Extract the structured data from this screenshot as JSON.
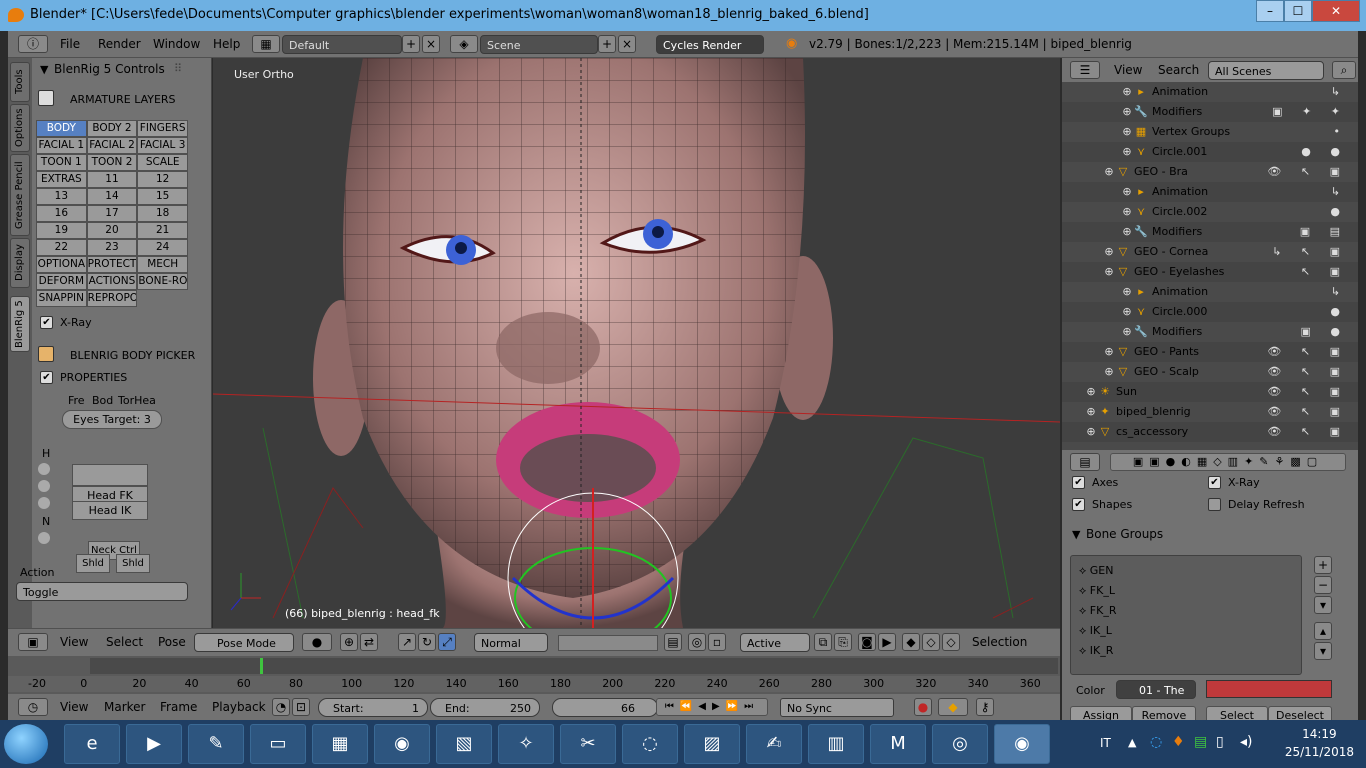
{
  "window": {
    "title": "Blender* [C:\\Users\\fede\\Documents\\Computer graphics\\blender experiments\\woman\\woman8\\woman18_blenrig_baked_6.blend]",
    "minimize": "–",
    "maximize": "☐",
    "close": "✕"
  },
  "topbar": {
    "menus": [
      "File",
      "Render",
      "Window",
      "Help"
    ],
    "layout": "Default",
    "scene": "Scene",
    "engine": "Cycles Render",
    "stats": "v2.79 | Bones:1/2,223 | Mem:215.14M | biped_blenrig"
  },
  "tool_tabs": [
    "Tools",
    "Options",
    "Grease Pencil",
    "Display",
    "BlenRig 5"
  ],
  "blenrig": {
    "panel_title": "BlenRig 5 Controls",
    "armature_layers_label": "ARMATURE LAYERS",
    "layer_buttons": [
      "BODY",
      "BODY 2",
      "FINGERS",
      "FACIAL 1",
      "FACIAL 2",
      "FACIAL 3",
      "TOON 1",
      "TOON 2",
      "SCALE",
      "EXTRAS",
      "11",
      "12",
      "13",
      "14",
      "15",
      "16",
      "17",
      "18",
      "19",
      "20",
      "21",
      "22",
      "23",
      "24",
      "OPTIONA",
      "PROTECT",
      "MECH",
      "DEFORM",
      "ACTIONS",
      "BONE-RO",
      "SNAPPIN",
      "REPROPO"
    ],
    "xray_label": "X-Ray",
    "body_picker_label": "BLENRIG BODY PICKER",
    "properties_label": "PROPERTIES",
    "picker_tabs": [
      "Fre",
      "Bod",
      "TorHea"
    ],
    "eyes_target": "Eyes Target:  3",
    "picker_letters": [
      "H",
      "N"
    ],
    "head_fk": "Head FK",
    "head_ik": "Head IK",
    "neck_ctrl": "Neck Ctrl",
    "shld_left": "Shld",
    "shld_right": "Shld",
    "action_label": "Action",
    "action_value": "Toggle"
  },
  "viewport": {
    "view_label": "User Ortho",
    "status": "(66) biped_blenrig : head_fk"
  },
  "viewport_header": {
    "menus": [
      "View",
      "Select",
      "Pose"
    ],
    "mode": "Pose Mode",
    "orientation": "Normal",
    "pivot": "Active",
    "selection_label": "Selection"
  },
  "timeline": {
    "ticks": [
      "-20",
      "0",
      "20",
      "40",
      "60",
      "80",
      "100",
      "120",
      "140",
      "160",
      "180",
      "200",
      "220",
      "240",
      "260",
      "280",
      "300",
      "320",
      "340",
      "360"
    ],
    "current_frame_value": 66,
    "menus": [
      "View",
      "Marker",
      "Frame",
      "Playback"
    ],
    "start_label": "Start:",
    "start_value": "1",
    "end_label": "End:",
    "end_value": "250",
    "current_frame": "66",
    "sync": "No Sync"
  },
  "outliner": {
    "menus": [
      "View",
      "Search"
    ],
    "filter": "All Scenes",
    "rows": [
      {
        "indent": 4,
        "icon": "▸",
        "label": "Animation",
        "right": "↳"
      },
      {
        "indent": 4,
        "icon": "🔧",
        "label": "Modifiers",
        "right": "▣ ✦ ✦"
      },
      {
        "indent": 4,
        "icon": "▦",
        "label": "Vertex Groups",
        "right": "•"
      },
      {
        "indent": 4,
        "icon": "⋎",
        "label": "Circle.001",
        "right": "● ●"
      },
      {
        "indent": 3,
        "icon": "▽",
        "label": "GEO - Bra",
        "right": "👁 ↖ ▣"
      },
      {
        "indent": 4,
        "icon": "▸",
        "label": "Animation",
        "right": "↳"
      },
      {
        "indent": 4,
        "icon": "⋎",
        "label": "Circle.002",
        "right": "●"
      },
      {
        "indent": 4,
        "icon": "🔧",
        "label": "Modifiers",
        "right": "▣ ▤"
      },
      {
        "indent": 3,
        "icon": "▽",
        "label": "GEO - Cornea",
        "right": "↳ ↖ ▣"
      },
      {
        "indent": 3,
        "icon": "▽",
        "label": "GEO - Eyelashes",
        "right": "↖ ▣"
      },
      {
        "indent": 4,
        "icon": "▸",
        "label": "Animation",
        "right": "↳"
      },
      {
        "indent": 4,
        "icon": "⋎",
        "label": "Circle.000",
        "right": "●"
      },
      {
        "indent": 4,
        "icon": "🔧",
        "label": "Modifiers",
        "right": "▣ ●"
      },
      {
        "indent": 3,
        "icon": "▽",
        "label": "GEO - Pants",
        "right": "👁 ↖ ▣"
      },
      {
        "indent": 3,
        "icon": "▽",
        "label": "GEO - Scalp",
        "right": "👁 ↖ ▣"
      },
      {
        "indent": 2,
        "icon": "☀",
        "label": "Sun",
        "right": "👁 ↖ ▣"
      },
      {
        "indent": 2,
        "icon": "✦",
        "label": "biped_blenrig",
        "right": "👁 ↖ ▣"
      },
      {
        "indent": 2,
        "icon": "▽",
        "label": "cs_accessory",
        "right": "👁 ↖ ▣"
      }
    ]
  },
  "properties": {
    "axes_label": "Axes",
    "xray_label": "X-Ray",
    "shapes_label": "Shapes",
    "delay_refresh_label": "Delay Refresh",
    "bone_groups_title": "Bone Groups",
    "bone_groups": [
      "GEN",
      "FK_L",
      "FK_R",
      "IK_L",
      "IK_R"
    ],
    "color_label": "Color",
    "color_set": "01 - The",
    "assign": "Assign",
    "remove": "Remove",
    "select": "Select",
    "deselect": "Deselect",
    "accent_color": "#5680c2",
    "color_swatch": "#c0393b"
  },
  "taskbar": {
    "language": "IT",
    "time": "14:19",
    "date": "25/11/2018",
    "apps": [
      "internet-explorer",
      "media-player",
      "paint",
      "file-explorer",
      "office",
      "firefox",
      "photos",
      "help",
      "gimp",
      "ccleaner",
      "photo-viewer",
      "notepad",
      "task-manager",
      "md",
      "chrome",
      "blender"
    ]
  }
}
•••
## YOUR OBJECTIVE
Reproduce the whole listing word for word, setting aside any pictures.

## OUTPUT OF THE EXERCISE
Extract the structured data from this screenshot as JSON.
{
  "window": {
    "title": "Blender* [C:\\Users\\fede\\Documents\\Computer graphics\\blender experiments\\woman\\woman8\\woman18_blenrig_baked_6.blend]",
    "minimize": "–",
    "maximize": "☐",
    "close": "✕"
  },
  "topbar": {
    "menus": [
      "File",
      "Render",
      "Window",
      "Help"
    ],
    "layout": "Default",
    "scene": "Scene",
    "engine": "Cycles Render",
    "stats": "v2.79 | Bones:1/2,223 | Mem:215.14M | biped_blenrig"
  },
  "tool_tabs": [
    "Tools",
    "Options",
    "Grease Pencil",
    "Display",
    "BlenRig 5"
  ],
  "blenrig": {
    "panel_title": "BlenRig 5 Controls",
    "armature_layers_label": "ARMATURE LAYERS",
    "layer_buttons": [
      "BODY",
      "BODY 2",
      "FINGERS",
      "FACIAL 1",
      "FACIAL 2",
      "FACIAL 3",
      "TOON 1",
      "TOON 2",
      "SCALE",
      "EXTRAS",
      "11",
      "12",
      "13",
      "14",
      "15",
      "16",
      "17",
      "18",
      "19",
      "20",
      "21",
      "22",
      "23",
      "24",
      "OPTIONA",
      "PROTECT",
      "MECH",
      "DEFORM",
      "ACTIONS",
      "BONE-RO",
      "SNAPPIN",
      "REPROPO"
    ],
    "xray_label": "X-Ray",
    "body_picker_label": "BLENRIG BODY PICKER",
    "properties_label": "PROPERTIES",
    "picker_tabs": [
      "Fre",
      "Bod",
      "TorHea"
    ],
    "eyes_target": "Eyes Target:  3",
    "picker_letters": [
      "H",
      "N"
    ],
    "head_fk": "Head FK",
    "head_ik": "Head IK",
    "neck_ctrl": "Neck Ctrl",
    "shld_left": "Shld",
    "shld_right": "Shld",
    "action_label": "Action",
    "action_value": "Toggle"
  },
  "viewport": {
    "view_label": "User Ortho",
    "status": "(66) biped_blenrig : head_fk"
  },
  "viewport_header": {
    "menus": [
      "View",
      "Select",
      "Pose"
    ],
    "mode": "Pose Mode",
    "orientation": "Normal",
    "pivot": "Active",
    "selection_label": "Selection"
  },
  "timeline": {
    "ticks": [
      "-20",
      "0",
      "20",
      "40",
      "60",
      "80",
      "100",
      "120",
      "140",
      "160",
      "180",
      "200",
      "220",
      "240",
      "260",
      "280",
      "300",
      "320",
      "340",
      "360"
    ],
    "current_frame_value": 66,
    "menus": [
      "View",
      "Marker",
      "Frame",
      "Playback"
    ],
    "start_label": "Start:",
    "start_value": "1",
    "end_label": "End:",
    "end_value": "250",
    "current_frame": "66",
    "sync": "No Sync"
  },
  "outliner": {
    "menus": [
      "View",
      "Search"
    ],
    "filter": "All Scenes",
    "rows": [
      {
        "indent": 4,
        "icon": "▸",
        "label": "Animation",
        "right": "↳"
      },
      {
        "indent": 4,
        "icon": "🔧",
        "label": "Modifiers",
        "right": "▣ ✦ ✦"
      },
      {
        "indent": 4,
        "icon": "▦",
        "label": "Vertex Groups",
        "right": "•"
      },
      {
        "indent": 4,
        "icon": "⋎",
        "label": "Circle.001",
        "right": "● ●"
      },
      {
        "indent": 3,
        "icon": "▽",
        "label": "GEO - Bra",
        "right": "👁 ↖ ▣"
      },
      {
        "indent": 4,
        "icon": "▸",
        "label": "Animation",
        "right": "↳"
      },
      {
        "indent": 4,
        "icon": "⋎",
        "label": "Circle.002",
        "right": "●"
      },
      {
        "indent": 4,
        "icon": "🔧",
        "label": "Modifiers",
        "right": "▣ ▤"
      },
      {
        "indent": 3,
        "icon": "▽",
        "label": "GEO - Cornea",
        "right": "↳ ↖ ▣"
      },
      {
        "indent": 3,
        "icon": "▽",
        "label": "GEO - Eyelashes",
        "right": "↖ ▣"
      },
      {
        "indent": 4,
        "icon": "▸",
        "label": "Animation",
        "right": "↳"
      },
      {
        "indent": 4,
        "icon": "⋎",
        "label": "Circle.000",
        "right": "●"
      },
      {
        "indent": 4,
        "icon": "🔧",
        "label": "Modifiers",
        "right": "▣ ●"
      },
      {
        "indent": 3,
        "icon": "▽",
        "label": "GEO - Pants",
        "right": "👁 ↖ ▣"
      },
      {
        "indent": 3,
        "icon": "▽",
        "label": "GEO - Scalp",
        "right": "👁 ↖ ▣"
      },
      {
        "indent": 2,
        "icon": "☀",
        "label": "Sun",
        "right": "👁 ↖ ▣"
      },
      {
        "indent": 2,
        "icon": "✦",
        "label": "biped_blenrig",
        "right": "👁 ↖ ▣"
      },
      {
        "indent": 2,
        "icon": "▽",
        "label": "cs_accessory",
        "right": "👁 ↖ ▣"
      }
    ]
  },
  "properties": {
    "axes_label": "Axes",
    "xray_label": "X-Ray",
    "shapes_label": "Shapes",
    "delay_refresh_label": "Delay Refresh",
    "bone_groups_title": "Bone Groups",
    "bone_groups": [
      "GEN",
      "FK_L",
      "FK_R",
      "IK_L",
      "IK_R"
    ],
    "color_label": "Color",
    "color_set": "01 - The",
    "assign": "Assign",
    "remove": "Remove",
    "select": "Select",
    "deselect": "Deselect",
    "accent_color": "#5680c2",
    "color_swatch": "#c0393b"
  },
  "taskbar": {
    "language": "IT",
    "time": "14:19",
    "date": "25/11/2018",
    "apps": [
      "internet-explorer",
      "media-player",
      "paint",
      "file-explorer",
      "office",
      "firefox",
      "photos",
      "help",
      "gimp",
      "ccleaner",
      "photo-viewer",
      "notepad",
      "task-manager",
      "md",
      "chrome",
      "blender"
    ]
  }
}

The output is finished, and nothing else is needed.